● Excerpted data
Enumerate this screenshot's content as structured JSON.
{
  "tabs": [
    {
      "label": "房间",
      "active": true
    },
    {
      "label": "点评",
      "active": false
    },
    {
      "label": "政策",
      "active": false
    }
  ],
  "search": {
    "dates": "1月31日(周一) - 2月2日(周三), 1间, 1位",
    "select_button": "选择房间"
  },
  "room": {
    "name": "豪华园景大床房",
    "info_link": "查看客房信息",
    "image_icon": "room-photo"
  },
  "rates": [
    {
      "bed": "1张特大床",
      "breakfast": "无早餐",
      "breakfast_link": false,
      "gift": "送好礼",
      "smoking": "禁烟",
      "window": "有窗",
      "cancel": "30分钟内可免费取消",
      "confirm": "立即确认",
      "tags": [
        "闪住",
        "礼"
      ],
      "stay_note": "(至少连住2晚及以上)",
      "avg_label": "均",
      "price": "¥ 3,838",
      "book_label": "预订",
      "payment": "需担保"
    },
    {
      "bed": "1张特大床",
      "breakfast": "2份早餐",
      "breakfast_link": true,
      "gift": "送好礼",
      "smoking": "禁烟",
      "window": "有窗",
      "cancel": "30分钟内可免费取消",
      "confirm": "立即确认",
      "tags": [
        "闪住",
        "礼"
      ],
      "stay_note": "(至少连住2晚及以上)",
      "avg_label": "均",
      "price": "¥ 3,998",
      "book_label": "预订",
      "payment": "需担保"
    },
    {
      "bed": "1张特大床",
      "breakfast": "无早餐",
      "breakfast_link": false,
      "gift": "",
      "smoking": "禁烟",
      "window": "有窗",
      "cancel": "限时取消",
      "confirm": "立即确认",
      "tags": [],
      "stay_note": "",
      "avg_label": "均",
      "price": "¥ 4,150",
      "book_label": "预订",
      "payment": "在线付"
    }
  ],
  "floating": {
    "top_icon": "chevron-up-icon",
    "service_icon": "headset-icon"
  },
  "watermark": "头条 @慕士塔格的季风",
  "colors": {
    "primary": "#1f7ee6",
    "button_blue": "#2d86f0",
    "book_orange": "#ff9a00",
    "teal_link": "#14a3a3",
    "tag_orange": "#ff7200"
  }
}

● Exercise
Copy each entry exactly, with nothing added or dropped.

● Problem solution
Enumerate this screenshot's content as structured JSON.
{
  "tabs": [
    {
      "label": "房间",
      "active": true
    },
    {
      "label": "点评",
      "active": false
    },
    {
      "label": "政策",
      "active": false
    }
  ],
  "search": {
    "dates": "1月31日(周一) - 2月2日(周三), 1间, 1位",
    "select_button": "选择房间"
  },
  "room": {
    "name": "豪华园景大床房",
    "info_link": "查看客房信息",
    "image_icon": "room-photo"
  },
  "rates": [
    {
      "bed": "1张特大床",
      "breakfast": "无早餐",
      "breakfast_link": false,
      "gift": "送好礼",
      "smoking": "禁烟",
      "window": "有窗",
      "cancel": "30分钟内可免费取消",
      "confirm": "立即确认",
      "tags": [
        "闪住",
        "礼"
      ],
      "stay_note": "(至少连住2晚及以上)",
      "avg_label": "均",
      "price": "¥ 3,838",
      "book_label": "预订",
      "payment": "需担保"
    },
    {
      "bed": "1张特大床",
      "breakfast": "2份早餐",
      "breakfast_link": true,
      "gift": "送好礼",
      "smoking": "禁烟",
      "window": "有窗",
      "cancel": "30分钟内可免费取消",
      "confirm": "立即确认",
      "tags": [
        "闪住",
        "礼"
      ],
      "stay_note": "(至少连住2晚及以上)",
      "avg_label": "均",
      "price": "¥ 3,998",
      "book_label": "预订",
      "payment": "需担保"
    },
    {
      "bed": "1张特大床",
      "breakfast": "无早餐",
      "breakfast_link": false,
      "gift": "",
      "smoking": "禁烟",
      "window": "有窗",
      "cancel": "限时取消",
      "confirm": "立即确认",
      "tags": [],
      "stay_note": "",
      "avg_label": "均",
      "price": "¥ 4,150",
      "book_label": "预订",
      "payment": "在线付"
    }
  ],
  "floating": {
    "top_icon": "chevron-up-icon",
    "service_icon": "headset-icon"
  },
  "watermark": "头条 @慕士塔格的季风",
  "colors": {
    "primary": "#1f7ee6",
    "button_blue": "#2d86f0",
    "book_orange": "#ff9a00",
    "teal_link": "#14a3a3",
    "tag_orange": "#ff7200"
  }
}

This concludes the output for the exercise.